THE REQUEST ::
Extract each line of the data and write it out again exactly.

DATA PROVIDED ::
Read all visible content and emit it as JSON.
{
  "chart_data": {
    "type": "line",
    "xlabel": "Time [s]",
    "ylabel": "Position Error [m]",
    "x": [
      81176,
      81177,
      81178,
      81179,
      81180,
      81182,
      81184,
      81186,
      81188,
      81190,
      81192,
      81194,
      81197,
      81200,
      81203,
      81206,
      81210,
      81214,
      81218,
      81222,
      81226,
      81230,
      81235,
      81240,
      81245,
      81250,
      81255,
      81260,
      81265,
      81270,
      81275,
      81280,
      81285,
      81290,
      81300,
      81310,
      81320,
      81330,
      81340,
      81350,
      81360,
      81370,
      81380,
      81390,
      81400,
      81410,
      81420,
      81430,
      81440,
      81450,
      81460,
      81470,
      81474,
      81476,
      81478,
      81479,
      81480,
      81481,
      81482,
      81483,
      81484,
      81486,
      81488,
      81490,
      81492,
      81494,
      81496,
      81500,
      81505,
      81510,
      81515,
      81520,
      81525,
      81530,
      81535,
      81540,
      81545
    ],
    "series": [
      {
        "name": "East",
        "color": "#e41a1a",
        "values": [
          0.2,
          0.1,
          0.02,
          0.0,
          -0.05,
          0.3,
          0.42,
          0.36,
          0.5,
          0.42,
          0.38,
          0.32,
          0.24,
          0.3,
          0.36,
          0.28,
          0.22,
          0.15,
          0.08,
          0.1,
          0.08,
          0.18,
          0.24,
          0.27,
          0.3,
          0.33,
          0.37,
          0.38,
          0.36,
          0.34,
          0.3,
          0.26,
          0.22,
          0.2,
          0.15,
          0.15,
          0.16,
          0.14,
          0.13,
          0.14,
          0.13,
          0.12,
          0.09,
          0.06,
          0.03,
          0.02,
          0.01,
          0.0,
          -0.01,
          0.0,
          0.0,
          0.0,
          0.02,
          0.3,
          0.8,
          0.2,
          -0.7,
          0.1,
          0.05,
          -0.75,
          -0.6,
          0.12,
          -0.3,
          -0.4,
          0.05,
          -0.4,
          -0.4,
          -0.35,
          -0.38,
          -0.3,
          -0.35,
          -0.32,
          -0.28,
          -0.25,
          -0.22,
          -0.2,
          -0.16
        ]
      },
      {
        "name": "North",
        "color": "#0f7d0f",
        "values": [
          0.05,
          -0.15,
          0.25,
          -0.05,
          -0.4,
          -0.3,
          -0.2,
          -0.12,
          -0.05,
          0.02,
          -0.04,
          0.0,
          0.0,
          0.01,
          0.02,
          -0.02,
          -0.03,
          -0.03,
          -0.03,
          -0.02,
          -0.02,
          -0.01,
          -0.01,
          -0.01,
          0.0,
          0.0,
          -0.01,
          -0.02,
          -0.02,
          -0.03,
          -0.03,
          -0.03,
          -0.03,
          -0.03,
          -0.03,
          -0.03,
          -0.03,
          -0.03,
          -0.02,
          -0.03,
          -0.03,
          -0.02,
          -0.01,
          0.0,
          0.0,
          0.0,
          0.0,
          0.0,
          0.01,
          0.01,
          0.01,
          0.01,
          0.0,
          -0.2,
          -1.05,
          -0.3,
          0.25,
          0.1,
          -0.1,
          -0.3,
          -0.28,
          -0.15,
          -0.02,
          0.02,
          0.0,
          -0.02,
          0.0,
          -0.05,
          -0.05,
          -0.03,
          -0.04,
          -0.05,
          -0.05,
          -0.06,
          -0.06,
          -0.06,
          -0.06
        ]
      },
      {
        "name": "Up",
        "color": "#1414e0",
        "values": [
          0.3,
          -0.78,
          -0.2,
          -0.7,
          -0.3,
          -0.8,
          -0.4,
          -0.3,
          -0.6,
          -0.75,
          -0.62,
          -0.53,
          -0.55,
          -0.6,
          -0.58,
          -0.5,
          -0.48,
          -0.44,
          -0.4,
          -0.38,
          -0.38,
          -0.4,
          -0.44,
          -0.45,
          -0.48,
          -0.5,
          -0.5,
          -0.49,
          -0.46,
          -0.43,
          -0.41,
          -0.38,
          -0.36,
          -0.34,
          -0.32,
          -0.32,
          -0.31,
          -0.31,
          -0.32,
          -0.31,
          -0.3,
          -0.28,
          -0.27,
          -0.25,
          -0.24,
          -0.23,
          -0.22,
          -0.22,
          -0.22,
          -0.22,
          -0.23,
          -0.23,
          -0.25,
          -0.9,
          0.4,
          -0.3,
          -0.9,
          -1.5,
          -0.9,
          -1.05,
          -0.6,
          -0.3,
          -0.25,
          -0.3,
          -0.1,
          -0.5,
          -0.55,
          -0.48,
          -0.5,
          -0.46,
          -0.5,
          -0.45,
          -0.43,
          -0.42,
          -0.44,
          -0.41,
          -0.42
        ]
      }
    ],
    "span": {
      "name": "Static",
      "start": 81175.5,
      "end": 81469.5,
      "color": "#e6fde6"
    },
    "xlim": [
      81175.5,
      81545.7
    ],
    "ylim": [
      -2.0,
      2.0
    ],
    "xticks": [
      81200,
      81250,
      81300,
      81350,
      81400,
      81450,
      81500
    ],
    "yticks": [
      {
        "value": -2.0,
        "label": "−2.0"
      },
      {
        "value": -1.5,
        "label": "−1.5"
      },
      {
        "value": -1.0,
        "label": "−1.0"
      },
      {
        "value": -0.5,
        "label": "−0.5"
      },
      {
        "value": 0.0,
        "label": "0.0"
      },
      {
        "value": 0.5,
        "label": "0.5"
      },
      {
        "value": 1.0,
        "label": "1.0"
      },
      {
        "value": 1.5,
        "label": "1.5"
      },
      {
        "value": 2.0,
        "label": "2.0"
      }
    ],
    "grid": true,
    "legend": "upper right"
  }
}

SOLUTION TO THIS TASK ::
Read all visible content and emit it as JSON.
{
  "chart_data": {
    "type": "line",
    "xlabel": "Time [s]",
    "ylabel": "Position Error [m]",
    "x": [
      81176,
      81177,
      81178,
      81179,
      81180,
      81182,
      81184,
      81186,
      81188,
      81190,
      81192,
      81194,
      81197,
      81200,
      81203,
      81206,
      81210,
      81214,
      81218,
      81222,
      81226,
      81230,
      81235,
      81240,
      81245,
      81250,
      81255,
      81260,
      81265,
      81270,
      81275,
      81280,
      81285,
      81290,
      81300,
      81310,
      81320,
      81330,
      81340,
      81350,
      81360,
      81370,
      81380,
      81390,
      81400,
      81410,
      81420,
      81430,
      81440,
      81450,
      81460,
      81470,
      81474,
      81476,
      81478,
      81479,
      81480,
      81481,
      81482,
      81483,
      81484,
      81486,
      81488,
      81490,
      81492,
      81494,
      81496,
      81500,
      81505,
      81510,
      81515,
      81520,
      81525,
      81530,
      81535,
      81540,
      81545
    ],
    "series": [
      {
        "name": "East",
        "color": "#e41a1a",
        "values": [
          0.2,
          0.1,
          0.02,
          0.0,
          -0.05,
          0.3,
          0.42,
          0.36,
          0.5,
          0.42,
          0.38,
          0.32,
          0.24,
          0.3,
          0.36,
          0.28,
          0.22,
          0.15,
          0.08,
          0.1,
          0.08,
          0.18,
          0.24,
          0.27,
          0.3,
          0.33,
          0.37,
          0.38,
          0.36,
          0.34,
          0.3,
          0.26,
          0.22,
          0.2,
          0.15,
          0.15,
          0.16,
          0.14,
          0.13,
          0.14,
          0.13,
          0.12,
          0.09,
          0.06,
          0.03,
          0.02,
          0.01,
          0.0,
          -0.01,
          0.0,
          0.0,
          0.0,
          0.02,
          0.3,
          0.8,
          0.2,
          -0.7,
          0.1,
          0.05,
          -0.75,
          -0.6,
          0.12,
          -0.3,
          -0.4,
          0.05,
          -0.4,
          -0.4,
          -0.35,
          -0.38,
          -0.3,
          -0.35,
          -0.32,
          -0.28,
          -0.25,
          -0.22,
          -0.2,
          -0.16
        ]
      },
      {
        "name": "North",
        "color": "#0f7d0f",
        "values": [
          0.05,
          -0.15,
          0.25,
          -0.05,
          -0.4,
          -0.3,
          -0.2,
          -0.12,
          -0.05,
          0.02,
          -0.04,
          0.0,
          0.0,
          0.01,
          0.02,
          -0.02,
          -0.03,
          -0.03,
          -0.03,
          -0.02,
          -0.02,
          -0.01,
          -0.01,
          -0.01,
          0.0,
          0.0,
          -0.01,
          -0.02,
          -0.02,
          -0.03,
          -0.03,
          -0.03,
          -0.03,
          -0.03,
          -0.03,
          -0.03,
          -0.03,
          -0.03,
          -0.02,
          -0.03,
          -0.03,
          -0.02,
          -0.01,
          0.0,
          0.0,
          0.0,
          0.0,
          0.0,
          0.01,
          0.01,
          0.01,
          0.01,
          0.0,
          -0.2,
          -1.05,
          -0.3,
          0.25,
          0.1,
          -0.1,
          -0.3,
          -0.28,
          -0.15,
          -0.02,
          0.02,
          0.0,
          -0.02,
          0.0,
          -0.05,
          -0.05,
          -0.03,
          -0.04,
          -0.05,
          -0.05,
          -0.06,
          -0.06,
          -0.06,
          -0.06
        ]
      },
      {
        "name": "Up",
        "color": "#1414e0",
        "values": [
          0.3,
          -0.78,
          -0.2,
          -0.7,
          -0.3,
          -0.8,
          -0.4,
          -0.3,
          -0.6,
          -0.75,
          -0.62,
          -0.53,
          -0.55,
          -0.6,
          -0.58,
          -0.5,
          -0.48,
          -0.44,
          -0.4,
          -0.38,
          -0.38,
          -0.4,
          -0.44,
          -0.45,
          -0.48,
          -0.5,
          -0.5,
          -0.49,
          -0.46,
          -0.43,
          -0.41,
          -0.38,
          -0.36,
          -0.34,
          -0.32,
          -0.32,
          -0.31,
          -0.31,
          -0.32,
          -0.31,
          -0.3,
          -0.28,
          -0.27,
          -0.25,
          -0.24,
          -0.23,
          -0.22,
          -0.22,
          -0.22,
          -0.22,
          -0.23,
          -0.23,
          -0.25,
          -0.9,
          0.4,
          -0.3,
          -0.9,
          -1.5,
          -0.9,
          -1.05,
          -0.6,
          -0.3,
          -0.25,
          -0.3,
          -0.1,
          -0.5,
          -0.55,
          -0.48,
          -0.5,
          -0.46,
          -0.5,
          -0.45,
          -0.43,
          -0.42,
          -0.44,
          -0.41,
          -0.42
        ]
      }
    ],
    "span": {
      "name": "Static",
      "start": 81175.5,
      "end": 81469.5,
      "color": "#e6fde6"
    },
    "xlim": [
      81175.5,
      81545.7
    ],
    "ylim": [
      -2.0,
      2.0
    ],
    "xticks": [
      81200,
      81250,
      81300,
      81350,
      81400,
      81450,
      81500
    ],
    "yticks": [
      {
        "value": -2.0,
        "label": "−2.0"
      },
      {
        "value": -1.5,
        "label": "−1.5"
      },
      {
        "value": -1.0,
        "label": "−1.0"
      },
      {
        "value": -0.5,
        "label": "−0.5"
      },
      {
        "value": 0.0,
        "label": "0.0"
      },
      {
        "value": 0.5,
        "label": "0.5"
      },
      {
        "value": 1.0,
        "label": "1.0"
      },
      {
        "value": 1.5,
        "label": "1.5"
      },
      {
        "value": 2.0,
        "label": "2.0"
      }
    ],
    "grid": true,
    "legend": "upper right"
  }
}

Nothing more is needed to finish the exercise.